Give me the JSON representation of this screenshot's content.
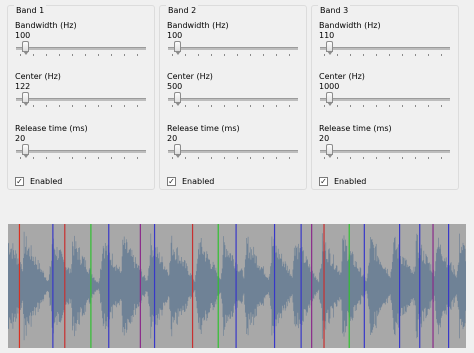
{
  "bands": [
    {
      "title": "Band 1",
      "bandwidth": {
        "label": "Bandwidth (Hz)",
        "value": "100",
        "fraction": 0.02
      },
      "center": {
        "label": "Center (Hz)",
        "value": "122",
        "fraction": 0.02
      },
      "release": {
        "label": "Release time (ms)",
        "value": "20",
        "fraction": 0.02
      },
      "enabled": {
        "label": "Enabled",
        "checked": true
      }
    },
    {
      "title": "Band 2",
      "bandwidth": {
        "label": "Bandwidth (Hz)",
        "value": "100",
        "fraction": 0.02
      },
      "center": {
        "label": "Center (Hz)",
        "value": "500",
        "fraction": 0.02
      },
      "release": {
        "label": "Release time (ms)",
        "value": "20",
        "fraction": 0.02
      },
      "enabled": {
        "label": "Enabled",
        "checked": true
      }
    },
    {
      "title": "Band 3",
      "bandwidth": {
        "label": "Bandwidth (Hz)",
        "value": "110",
        "fraction": 0.02
      },
      "center": {
        "label": "Center (Hz)",
        "value": "1000",
        "fraction": 0.02
      },
      "release": {
        "label": "Release time (ms)",
        "value": "20",
        "fraction": 0.02
      },
      "enabled": {
        "label": "Enabled",
        "checked": true
      }
    }
  ],
  "waveform": {
    "background": "#a8a8a8",
    "wave_color": "#6f8296",
    "markers": [
      {
        "position": 0.025,
        "color": "#d83020"
      },
      {
        "position": 0.098,
        "color": "#3838c8"
      },
      {
        "position": 0.124,
        "color": "#c83030"
      },
      {
        "position": 0.181,
        "color": "#30c030"
      },
      {
        "position": 0.22,
        "color": "#3838c8"
      },
      {
        "position": 0.289,
        "color": "#8a2a8a"
      },
      {
        "position": 0.32,
        "color": "#3838c8"
      },
      {
        "position": 0.403,
        "color": "#c83030"
      },
      {
        "position": 0.459,
        "color": "#30c030"
      },
      {
        "position": 0.498,
        "color": "#3838c8"
      },
      {
        "position": 0.582,
        "color": "#3838c8"
      },
      {
        "position": 0.64,
        "color": "#3838c8"
      },
      {
        "position": 0.663,
        "color": "#8a2a8a"
      },
      {
        "position": 0.69,
        "color": "#c83030"
      },
      {
        "position": 0.745,
        "color": "#30c030"
      },
      {
        "position": 0.778,
        "color": "#3838c8"
      },
      {
        "position": 0.855,
        "color": "#3838c8"
      },
      {
        "position": 0.899,
        "color": "#3838c8"
      },
      {
        "position": 0.928,
        "color": "#8a2a8a"
      },
      {
        "position": 0.962,
        "color": "#3838c8"
      }
    ]
  }
}
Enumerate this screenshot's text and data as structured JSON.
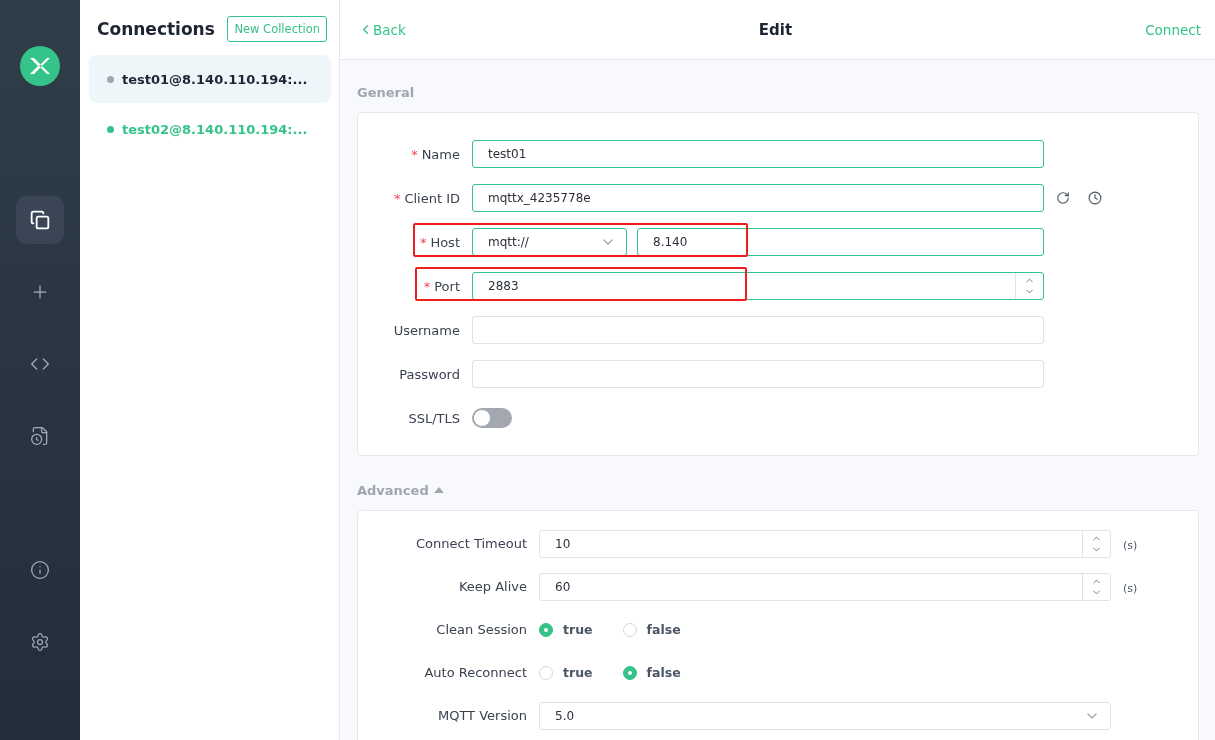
{
  "nav": [
    {
      "kind": "connections",
      "selected": true
    },
    {
      "kind": "new",
      "selected": false
    },
    {
      "kind": "script",
      "selected": false
    },
    {
      "kind": "log",
      "selected": false
    }
  ],
  "nav_bottom": [
    {
      "kind": "about"
    },
    {
      "kind": "settings"
    }
  ],
  "connections_panel": {
    "title": "Connections",
    "new_button": "New Collection",
    "items": [
      {
        "name": "test01@8.140.110.194:...",
        "color": "#a2a7b3",
        "connected": false,
        "selected": true
      },
      {
        "name": "test02@8.140.110.194:...",
        "color": "#34c388",
        "connected": true,
        "selected": false
      }
    ]
  },
  "header": {
    "back": "Back",
    "title": "Edit",
    "action": "Connect"
  },
  "general": {
    "title": "General",
    "fields": [
      {
        "kind": "text",
        "required_mark": "*",
        "label": "Name",
        "value": "test01",
        "highlighted": false
      },
      {
        "kind": "client",
        "required_mark": "*",
        "label": "Client ID",
        "value": "mqttx_4235778e",
        "highlighted": false
      },
      {
        "kind": "host",
        "required_mark": "*",
        "label": "Host",
        "protocol": "mqtt://",
        "value": "8.140",
        "highlighted": true
      },
      {
        "kind": "number",
        "required_mark": "*",
        "label": "Port",
        "value": "2883",
        "highlighted": true
      },
      {
        "kind": "text",
        "label": "Username",
        "highlighted": false
      },
      {
        "kind": "text",
        "label": "Password",
        "highlighted": false
      },
      {
        "kind": "switch",
        "label": "SSL/TLS",
        "on": false,
        "highlighted": false
      }
    ]
  },
  "advanced": {
    "title": "Advanced",
    "expanded": true,
    "fields": [
      {
        "kind": "number",
        "label": "Connect Timeout",
        "value": "10",
        "unit": "(s)"
      },
      {
        "kind": "number",
        "label": "Keep Alive",
        "value": "60",
        "unit": "(s)"
      },
      {
        "kind": "radio",
        "label": "Clean Session",
        "options": [
          {
            "label": "true",
            "selected": true
          },
          {
            "label": "false",
            "selected": false
          }
        ]
      },
      {
        "kind": "radio",
        "label": "Auto Reconnect",
        "options": [
          {
            "label": "true",
            "selected": false
          },
          {
            "label": "false",
            "selected": true
          }
        ]
      },
      {
        "kind": "select",
        "label": "MQTT Version",
        "value": "5.0"
      }
    ]
  }
}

++++++++++

• Work to be completed
Make an exact reproduction of the listing above, without any pictures.

• Full output
Give me the JSON representation of this screenshot's content.
{
  "bands": [
    {
      "title": "Band 1",
      "bandwidth": {
        "label": "Bandwidth (Hz)",
        "value": "100",
        "fraction": 0.02
      },
      "center": {
        "label": "Center (Hz)",
        "value": "122",
        "fraction": 0.02
      },
      "release": {
        "label": "Release time (ms)",
        "value": "20",
        "fraction": 0.02
      },
      "enabled": {
        "label": "Enabled",
        "checked": true
      }
    },
    {
      "title": "Band 2",
      "bandwidth": {
        "label": "Bandwidth (Hz)",
        "value": "100",
        "fraction": 0.02
      },
      "center": {
        "label": "Center (Hz)",
        "value": "500",
        "fraction": 0.02
      },
      "release": {
        "label": "Release time (ms)",
        "value": "20",
        "fraction": 0.02
      },
      "enabled": {
        "label": "Enabled",
        "checked": true
      }
    },
    {
      "title": "Band 3",
      "bandwidth": {
        "label": "Bandwidth (Hz)",
        "value": "110",
        "fraction": 0.02
      },
      "center": {
        "label": "Center (Hz)",
        "value": "1000",
        "fraction": 0.02
      },
      "release": {
        "label": "Release time (ms)",
        "value": "20",
        "fraction": 0.02
      },
      "enabled": {
        "label": "Enabled",
        "checked": true
      }
    }
  ],
  "waveform": {
    "background": "#a8a8a8",
    "wave_color": "#6f8296",
    "markers": [
      {
        "position": 0.025,
        "color": "#d83020"
      },
      {
        "position": 0.098,
        "color": "#3838c8"
      },
      {
        "position": 0.124,
        "color": "#c83030"
      },
      {
        "position": 0.181,
        "color": "#30c030"
      },
      {
        "position": 0.22,
        "color": "#3838c8"
      },
      {
        "position": 0.289,
        "color": "#8a2a8a"
      },
      {
        "position": 0.32,
        "color": "#3838c8"
      },
      {
        "position": 0.403,
        "color": "#c83030"
      },
      {
        "position": 0.459,
        "color": "#30c030"
      },
      {
        "position": 0.498,
        "color": "#3838c8"
      },
      {
        "position": 0.582,
        "color": "#3838c8"
      },
      {
        "position": 0.64,
        "color": "#3838c8"
      },
      {
        "position": 0.663,
        "color": "#8a2a8a"
      },
      {
        "position": 0.69,
        "color": "#c83030"
      },
      {
        "position": 0.745,
        "color": "#30c030"
      },
      {
        "position": 0.778,
        "color": "#3838c8"
      },
      {
        "position": 0.855,
        "color": "#3838c8"
      },
      {
        "position": 0.899,
        "color": "#3838c8"
      },
      {
        "position": 0.928,
        "color": "#8a2a8a"
      },
      {
        "position": 0.962,
        "color": "#3838c8"
      }
    ]
  }
}
Enumerate this screenshot's text and data as structured JSON.
{
  "nav": [
    {
      "kind": "connections",
      "selected": true
    },
    {
      "kind": "new",
      "selected": false
    },
    {
      "kind": "script",
      "selected": false
    },
    {
      "kind": "log",
      "selected": false
    }
  ],
  "nav_bottom": [
    {
      "kind": "about"
    },
    {
      "kind": "settings"
    }
  ],
  "connections_panel": {
    "title": "Connections",
    "new_button": "New Collection",
    "items": [
      {
        "name": "test01@8.140.110.194:...",
        "color": "#a2a7b3",
        "connected": false,
        "selected": true
      },
      {
        "name": "test02@8.140.110.194:...",
        "color": "#34c388",
        "connected": true,
        "selected": false
      }
    ]
  },
  "header": {
    "back": "Back",
    "title": "Edit",
    "action": "Connect"
  },
  "general": {
    "title": "General",
    "fields": [
      {
        "kind": "text",
        "required_mark": "*",
        "label": "Name",
        "value": "test01",
        "highlighted": false
      },
      {
        "kind": "client",
        "required_mark": "*",
        "label": "Client ID",
        "value": "mqttx_4235778e",
        "highlighted": false
      },
      {
        "kind": "host",
        "required_mark": "*",
        "label": "Host",
        "protocol": "mqtt://",
        "value": "8.140",
        "highlighted": true
      },
      {
        "kind": "number",
        "required_mark": "*",
        "label": "Port",
        "value": "2883",
        "highlighted": true
      },
      {
        "kind": "text",
        "label": "Username",
        "highlighted": false
      },
      {
        "kind": "text",
        "label": "Password",
        "highlighted": false
      },
      {
        "kind": "switch",
        "label": "SSL/TLS",
        "on": false,
        "highlighted": false
      }
    ]
  },
  "advanced": {
    "title": "Advanced",
    "expanded": true,
    "fields": [
      {
        "kind": "number",
        "label": "Connect Timeout",
        "value": "10",
        "unit": "(s)"
      },
      {
        "kind": "number",
        "label": "Keep Alive",
        "value": "60",
        "unit": "(s)"
      },
      {
        "kind": "radio",
        "label": "Clean Session",
        "options": [
          {
            "label": "true",
            "selected": true
          },
          {
            "label": "false",
            "selected": false
          }
        ]
      },
      {
        "kind": "radio",
        "label": "Auto Reconnect",
        "options": [
          {
            "label": "true",
            "selected": false
          },
          {
            "label": "false",
            "selected": true
          }
        ]
      },
      {
        "kind": "select",
        "label": "MQTT Version",
        "value": "5.0"
      }
    ]
  }
}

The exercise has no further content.